#### Work instructions
Select, from the material below, each line with "name" in it.

#### Exercise inputs
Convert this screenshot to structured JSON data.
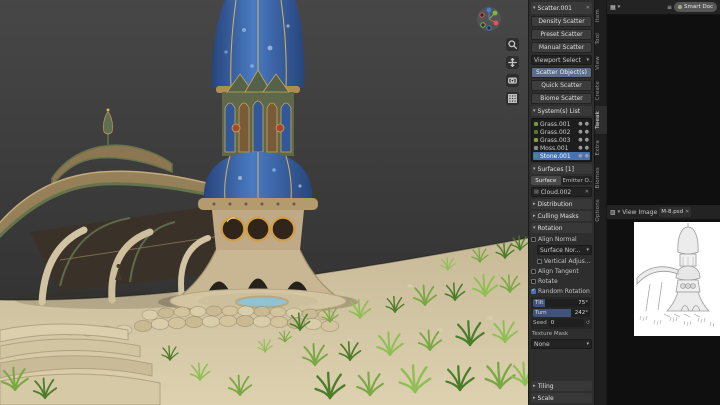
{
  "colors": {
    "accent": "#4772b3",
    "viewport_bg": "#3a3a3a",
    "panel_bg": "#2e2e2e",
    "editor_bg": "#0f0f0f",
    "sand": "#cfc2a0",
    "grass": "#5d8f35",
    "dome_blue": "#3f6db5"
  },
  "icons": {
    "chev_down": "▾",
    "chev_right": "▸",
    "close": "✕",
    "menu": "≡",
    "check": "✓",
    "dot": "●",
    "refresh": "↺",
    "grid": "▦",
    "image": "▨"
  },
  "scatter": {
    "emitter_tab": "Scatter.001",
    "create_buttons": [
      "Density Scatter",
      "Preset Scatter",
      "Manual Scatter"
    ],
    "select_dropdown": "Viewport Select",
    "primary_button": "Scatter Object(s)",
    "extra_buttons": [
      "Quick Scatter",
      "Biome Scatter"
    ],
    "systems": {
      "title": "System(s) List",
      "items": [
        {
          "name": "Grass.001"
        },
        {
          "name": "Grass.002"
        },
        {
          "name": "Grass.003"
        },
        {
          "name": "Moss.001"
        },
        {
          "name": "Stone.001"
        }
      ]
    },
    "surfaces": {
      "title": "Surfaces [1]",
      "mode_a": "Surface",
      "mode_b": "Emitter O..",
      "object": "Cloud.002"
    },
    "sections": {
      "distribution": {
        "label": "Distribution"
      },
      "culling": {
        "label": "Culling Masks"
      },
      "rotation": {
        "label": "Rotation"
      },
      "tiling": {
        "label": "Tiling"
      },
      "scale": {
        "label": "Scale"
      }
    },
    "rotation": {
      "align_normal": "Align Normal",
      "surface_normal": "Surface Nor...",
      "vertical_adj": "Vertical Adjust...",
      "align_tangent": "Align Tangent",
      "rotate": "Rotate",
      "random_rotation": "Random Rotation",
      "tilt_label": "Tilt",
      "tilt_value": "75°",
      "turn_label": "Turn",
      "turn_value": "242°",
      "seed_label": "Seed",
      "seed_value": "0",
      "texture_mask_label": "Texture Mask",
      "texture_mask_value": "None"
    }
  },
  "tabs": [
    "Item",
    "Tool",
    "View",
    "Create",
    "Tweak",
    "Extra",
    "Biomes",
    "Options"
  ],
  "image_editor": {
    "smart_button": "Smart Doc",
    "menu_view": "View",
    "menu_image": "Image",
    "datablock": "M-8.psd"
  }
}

...

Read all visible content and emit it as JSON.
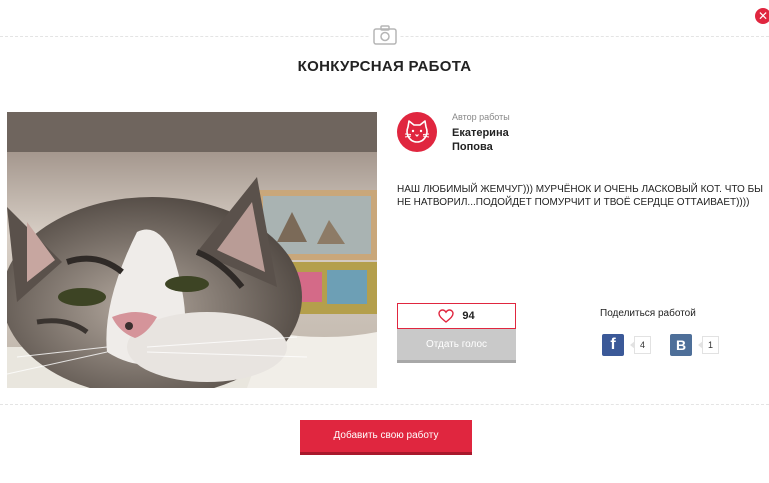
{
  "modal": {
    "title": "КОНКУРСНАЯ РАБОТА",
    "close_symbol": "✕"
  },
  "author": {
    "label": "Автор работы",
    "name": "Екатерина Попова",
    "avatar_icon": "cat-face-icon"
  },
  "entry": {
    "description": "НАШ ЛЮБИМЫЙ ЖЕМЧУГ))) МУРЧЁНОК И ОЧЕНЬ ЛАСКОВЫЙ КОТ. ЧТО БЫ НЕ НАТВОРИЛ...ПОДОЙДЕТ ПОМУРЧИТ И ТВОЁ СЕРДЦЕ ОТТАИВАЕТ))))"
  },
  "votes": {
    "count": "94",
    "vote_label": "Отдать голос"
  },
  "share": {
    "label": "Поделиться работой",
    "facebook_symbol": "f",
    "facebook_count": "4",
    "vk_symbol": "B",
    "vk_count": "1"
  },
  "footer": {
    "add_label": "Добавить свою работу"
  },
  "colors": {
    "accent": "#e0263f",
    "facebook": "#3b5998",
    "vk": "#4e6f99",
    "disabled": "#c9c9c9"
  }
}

#### Output
          "name": "Grass.001"
          "name": "Grass.002"
          "name": "Grass.003"
          "name": "Moss.001"
          "name": "Stone.001"
    "name": "Екатерина Попова",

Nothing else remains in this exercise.